• _RECORDED INFORMATION_:

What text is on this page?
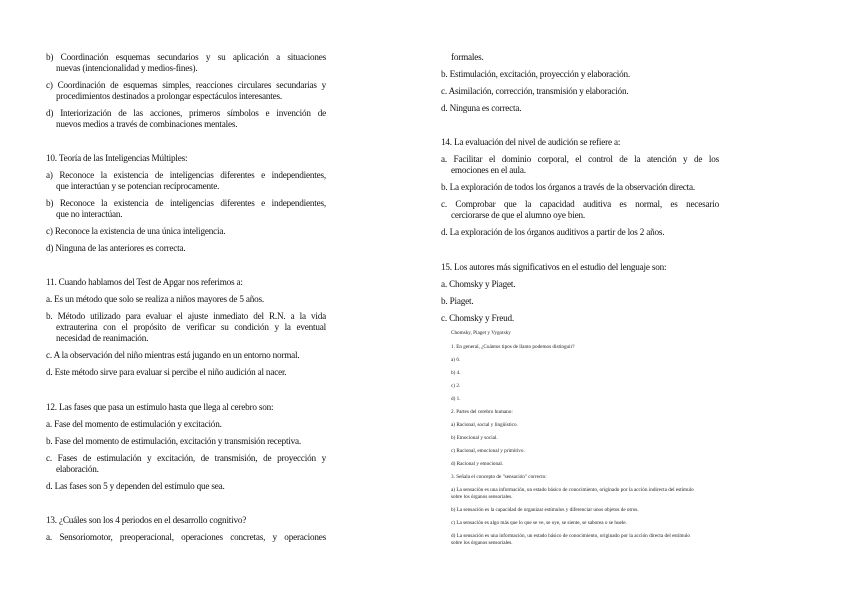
b) Coordinación esquemas secundarios y su aplicación a situaciones
nuevas (intencionalidad y medios-fines).
c) Coordinación de esquemas simples, reacciones circulares secundarias y
procedimientos destinados a prolongar espectáculos interesantes.
d) Interiorización de las acciones, primeros símbolos e invención de
nuevos medios a través de combinaciones mentales.
10. Teoría de las Inteligencias Múltiples:
a) Reconoce la existencia de inteligencias diferentes e independientes,
que interactúan y se potencian recíprocamente.
b) Reconoce la existencia de inteligencias diferentes e independientes,
que no interactúan.
c) Reconoce la existencia de una única inteligencia.
d) Ninguna de las anteriores es correcta.
11. Cuando hablamos del Test de Apgar nos referimos a:
a. Es un método que solo se realiza a niños mayores de 5 años.
b. Método utilizado para evaluar el ajuste inmediato del R.N. a la vida
extrauterina con el propósito de verificar su condición y la eventual
necesidad de reanimación.
c. A la observación del niño mientras está jugando en un entorno normal.
d. Este método sirve para evaluar si percibe el niño audición al nacer.
12. Las fases que pasa un estímulo hasta que llega al cerebro son:
a. Fase del momento de estimulación y excitación.
b. Fase del momento de estimulación, excitación y transmisión receptiva.
c. Fases de estimulación y excitación, de transmisión, de proyección y
elaboración.
d. Las fases son 5 y dependen del estímulo que sea.
13. ¿Cuáles son los 4 periodos en el desarrollo cognitivo?
a. Sensoriomotor, preoperacional, operaciones concretas, y operaciones
formales.
b. Estimulación, excitación, proyección y elaboración.
c. Asimilación, corrección, transmisión y elaboración.
d. Ninguna es correcta.
14. La evaluación del nivel de audición se refiere a:
a. Facilitar el dominio corporal, el control de la atención y de los
emociones en el aula.
b. La exploración de todos los órganos a través de la observación directa.
c. Comprobar que la capacidad auditiva es normal, es necesario
cerciorarse de que el alumno oye bien.
d. La exploración de los órganos auditivos a partir de los 2 años.
15. Los autores más significativos en el estudio del lenguaje son:
a. Chomsky y Piaget.
b. Piaget.
c. Chomsky y Freud.
Chomsky, Piaget y Vygotsky
1. En general, ¿Cuántos tipos de llanto podemos distinguir?
a) 6.
b) 4.
c) 2.
d) 1.
2. Partes del cerebro humano:
a) Racional, social y lingüístico.
b) Emocional y social.
c) Racional, emocional y primitivo.
d) Racional y emocional.
3. Señala el concepto de "sensación" correcto:
a) La sensación es una información, un estado básico de conocimiento, originado por la acción indirecta del estímulo
sobre los órganos sensoriales.
b) La sensación es la capacidad de organizar estímulos y diferenciar unos objetos de otros.
c) La sensación es algo más que lo que se ve, se oye, se siente, se saborea o se huele.
d) La sensación es una información, un estado básico de conocimiento, originado por la acción directa del estímulo
sobre los órganos sensoriales.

• _GIVEN PROBLEM_: Which lines in the records above contain the string "órganos"? Copy each one.

• _SOLUTION TO THIS PROBLEM_:
b. La exploración de todos los órganos a través de la observación directa.
d. La exploración de los órganos auditivos a partir de los 2 años.
sobre los órganos sensoriales.
sobre los órganos sensoriales.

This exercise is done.